--- Stated problem ---
Exact reproduction of the data is required, with images excluded.
┌──
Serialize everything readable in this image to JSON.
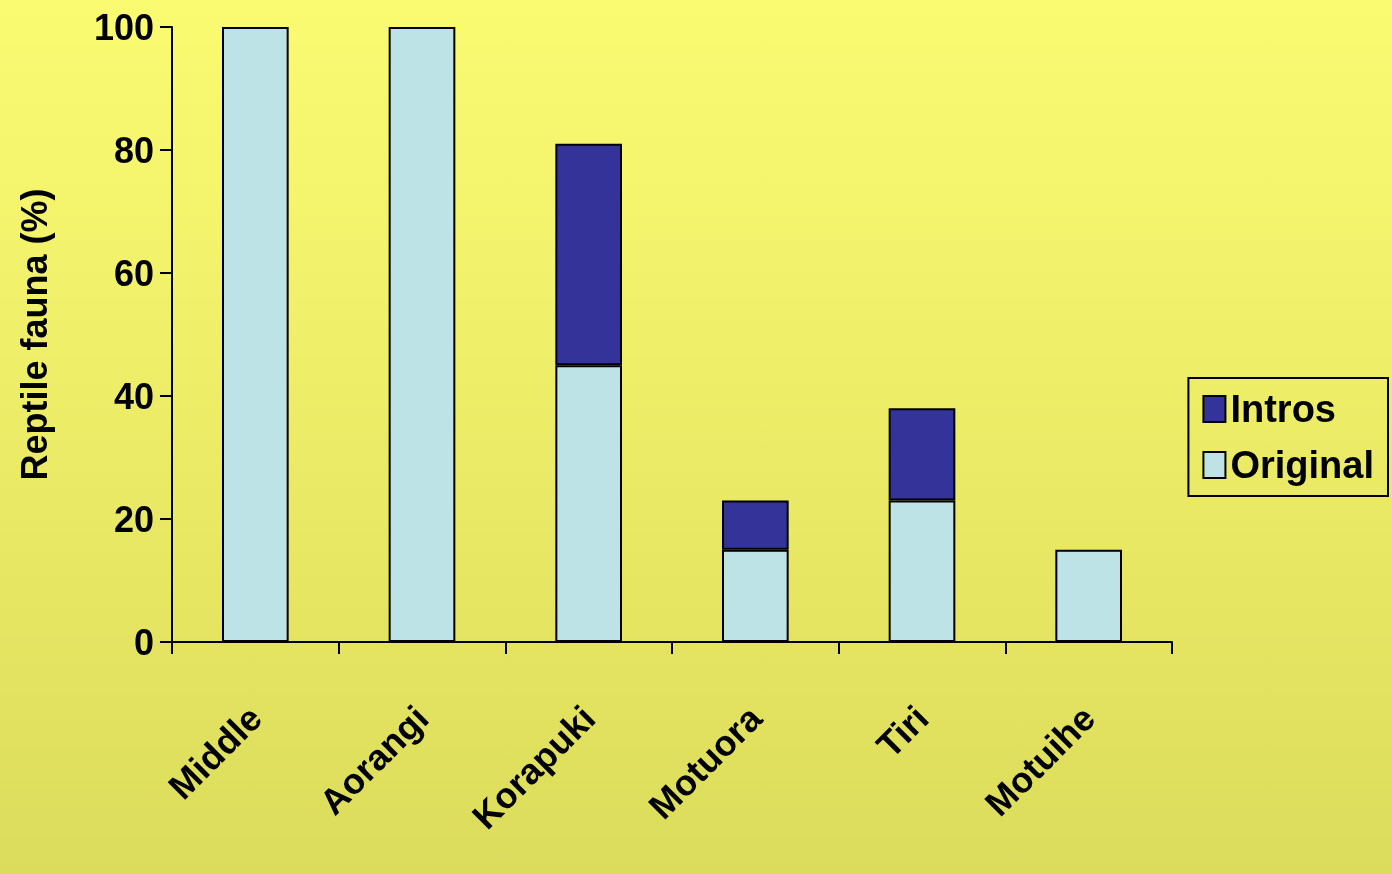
{
  "chart_data": {
    "type": "bar",
    "ylabel": "Reptile fauna (%)",
    "categories": [
      "Middle",
      "Aorangi",
      "Korapuki",
      "Motuora",
      "Tiri",
      "Motuihe"
    ],
    "stacked": true,
    "ylim": [
      0,
      100
    ],
    "yticks": [
      0,
      20,
      40,
      60,
      80,
      100
    ],
    "legend": "right",
    "series": [
      {
        "name": "Original",
        "color": "#bde3e6",
        "values": [
          100,
          100,
          45,
          15,
          23,
          15
        ]
      },
      {
        "name": "Intros",
        "color": "#333399",
        "values": [
          null,
          null,
          36,
          8,
          15,
          null
        ]
      }
    ]
  }
}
└──
--- Problem solution ---
Serialize everything readable in this image to JSON.
{
  "chart_data": {
    "type": "bar",
    "ylabel": "Reptile fauna (%)",
    "categories": [
      "Middle",
      "Aorangi",
      "Korapuki",
      "Motuora",
      "Tiri",
      "Motuihe"
    ],
    "stacked": true,
    "ylim": [
      0,
      100
    ],
    "yticks": [
      0,
      20,
      40,
      60,
      80,
      100
    ],
    "legend": "right",
    "series": [
      {
        "name": "Original",
        "color": "#bde3e6",
        "values": [
          100,
          100,
          45,
          15,
          23,
          15
        ]
      },
      {
        "name": "Intros",
        "color": "#333399",
        "values": [
          null,
          null,
          36,
          8,
          15,
          null
        ]
      }
    ]
  }
}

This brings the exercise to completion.